### DATA PROVIDED ###

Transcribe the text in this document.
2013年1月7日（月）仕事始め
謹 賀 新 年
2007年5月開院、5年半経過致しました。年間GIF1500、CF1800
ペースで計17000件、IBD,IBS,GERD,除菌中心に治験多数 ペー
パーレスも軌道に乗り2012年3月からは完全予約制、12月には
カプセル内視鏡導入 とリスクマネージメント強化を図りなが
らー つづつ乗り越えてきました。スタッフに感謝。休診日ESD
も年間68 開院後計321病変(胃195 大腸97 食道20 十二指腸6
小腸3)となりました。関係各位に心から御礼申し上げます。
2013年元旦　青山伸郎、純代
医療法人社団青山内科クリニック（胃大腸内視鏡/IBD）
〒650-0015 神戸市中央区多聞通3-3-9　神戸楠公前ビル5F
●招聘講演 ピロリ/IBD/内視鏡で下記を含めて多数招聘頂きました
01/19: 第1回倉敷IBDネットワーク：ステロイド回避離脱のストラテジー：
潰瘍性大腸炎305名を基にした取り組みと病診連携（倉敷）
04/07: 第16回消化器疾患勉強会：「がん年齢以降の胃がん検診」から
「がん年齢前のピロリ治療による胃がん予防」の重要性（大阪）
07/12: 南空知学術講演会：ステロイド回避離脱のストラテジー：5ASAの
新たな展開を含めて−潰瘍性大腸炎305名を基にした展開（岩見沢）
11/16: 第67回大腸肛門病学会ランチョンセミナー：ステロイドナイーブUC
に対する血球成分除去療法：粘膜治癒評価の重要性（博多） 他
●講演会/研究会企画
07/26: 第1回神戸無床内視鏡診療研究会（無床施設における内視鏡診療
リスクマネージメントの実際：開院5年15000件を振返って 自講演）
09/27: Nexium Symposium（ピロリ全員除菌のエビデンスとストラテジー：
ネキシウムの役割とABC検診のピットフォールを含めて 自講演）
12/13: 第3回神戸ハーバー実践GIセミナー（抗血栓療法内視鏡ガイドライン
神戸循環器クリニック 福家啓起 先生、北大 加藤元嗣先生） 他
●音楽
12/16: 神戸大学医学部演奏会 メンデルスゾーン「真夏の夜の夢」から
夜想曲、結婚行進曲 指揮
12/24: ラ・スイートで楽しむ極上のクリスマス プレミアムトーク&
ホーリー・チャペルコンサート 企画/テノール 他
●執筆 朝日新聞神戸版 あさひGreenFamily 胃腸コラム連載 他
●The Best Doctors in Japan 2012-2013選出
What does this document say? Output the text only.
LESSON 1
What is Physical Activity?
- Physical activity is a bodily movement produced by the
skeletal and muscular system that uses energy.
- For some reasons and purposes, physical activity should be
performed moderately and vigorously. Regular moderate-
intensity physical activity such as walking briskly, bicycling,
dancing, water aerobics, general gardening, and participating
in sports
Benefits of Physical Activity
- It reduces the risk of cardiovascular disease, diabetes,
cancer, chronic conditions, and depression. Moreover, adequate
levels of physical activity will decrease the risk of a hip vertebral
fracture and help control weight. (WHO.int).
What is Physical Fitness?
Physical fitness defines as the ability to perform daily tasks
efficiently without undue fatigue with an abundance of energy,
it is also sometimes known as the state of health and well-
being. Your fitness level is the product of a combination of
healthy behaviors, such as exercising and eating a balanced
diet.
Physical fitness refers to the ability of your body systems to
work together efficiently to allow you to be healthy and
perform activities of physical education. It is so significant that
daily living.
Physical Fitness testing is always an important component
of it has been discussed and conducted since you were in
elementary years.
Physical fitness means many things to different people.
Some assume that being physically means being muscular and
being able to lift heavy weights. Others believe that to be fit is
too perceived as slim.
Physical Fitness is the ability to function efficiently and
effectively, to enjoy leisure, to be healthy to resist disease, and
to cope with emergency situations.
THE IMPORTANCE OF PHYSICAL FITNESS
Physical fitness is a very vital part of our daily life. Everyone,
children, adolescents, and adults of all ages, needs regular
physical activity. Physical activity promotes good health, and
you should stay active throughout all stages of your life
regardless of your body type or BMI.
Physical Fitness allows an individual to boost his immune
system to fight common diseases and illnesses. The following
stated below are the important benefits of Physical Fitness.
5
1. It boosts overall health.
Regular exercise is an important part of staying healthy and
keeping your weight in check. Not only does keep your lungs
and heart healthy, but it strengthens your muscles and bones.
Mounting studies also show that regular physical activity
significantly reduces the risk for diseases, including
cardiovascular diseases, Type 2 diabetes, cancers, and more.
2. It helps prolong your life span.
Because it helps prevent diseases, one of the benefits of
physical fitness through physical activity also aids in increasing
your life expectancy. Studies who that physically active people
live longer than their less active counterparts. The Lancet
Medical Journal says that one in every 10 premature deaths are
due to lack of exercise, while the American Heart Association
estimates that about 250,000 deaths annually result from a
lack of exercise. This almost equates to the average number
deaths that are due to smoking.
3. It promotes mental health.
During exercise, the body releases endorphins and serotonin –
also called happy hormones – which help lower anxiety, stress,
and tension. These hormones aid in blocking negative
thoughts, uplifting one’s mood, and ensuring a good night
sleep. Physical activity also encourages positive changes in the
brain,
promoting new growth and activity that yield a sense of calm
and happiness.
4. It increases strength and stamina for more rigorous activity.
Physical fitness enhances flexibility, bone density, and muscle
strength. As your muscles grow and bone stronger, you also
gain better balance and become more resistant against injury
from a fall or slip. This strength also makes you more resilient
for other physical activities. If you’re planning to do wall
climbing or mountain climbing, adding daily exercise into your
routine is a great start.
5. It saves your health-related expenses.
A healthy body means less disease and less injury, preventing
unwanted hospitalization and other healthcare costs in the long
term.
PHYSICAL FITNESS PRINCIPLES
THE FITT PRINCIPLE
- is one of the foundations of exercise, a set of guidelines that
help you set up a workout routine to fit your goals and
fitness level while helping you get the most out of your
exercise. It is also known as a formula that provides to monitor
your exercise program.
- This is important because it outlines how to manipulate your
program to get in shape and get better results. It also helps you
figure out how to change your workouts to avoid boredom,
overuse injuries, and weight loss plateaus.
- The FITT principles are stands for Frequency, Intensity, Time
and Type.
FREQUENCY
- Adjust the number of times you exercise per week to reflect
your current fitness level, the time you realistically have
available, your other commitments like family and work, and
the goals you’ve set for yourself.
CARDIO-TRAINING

###

### THE EXERCISE
Copy out every line from the material above in which the word "should" appears.

### ANSWER BELOW
- For some reasons and purposes, physical activity should be
you should stay active throughout all stages of your life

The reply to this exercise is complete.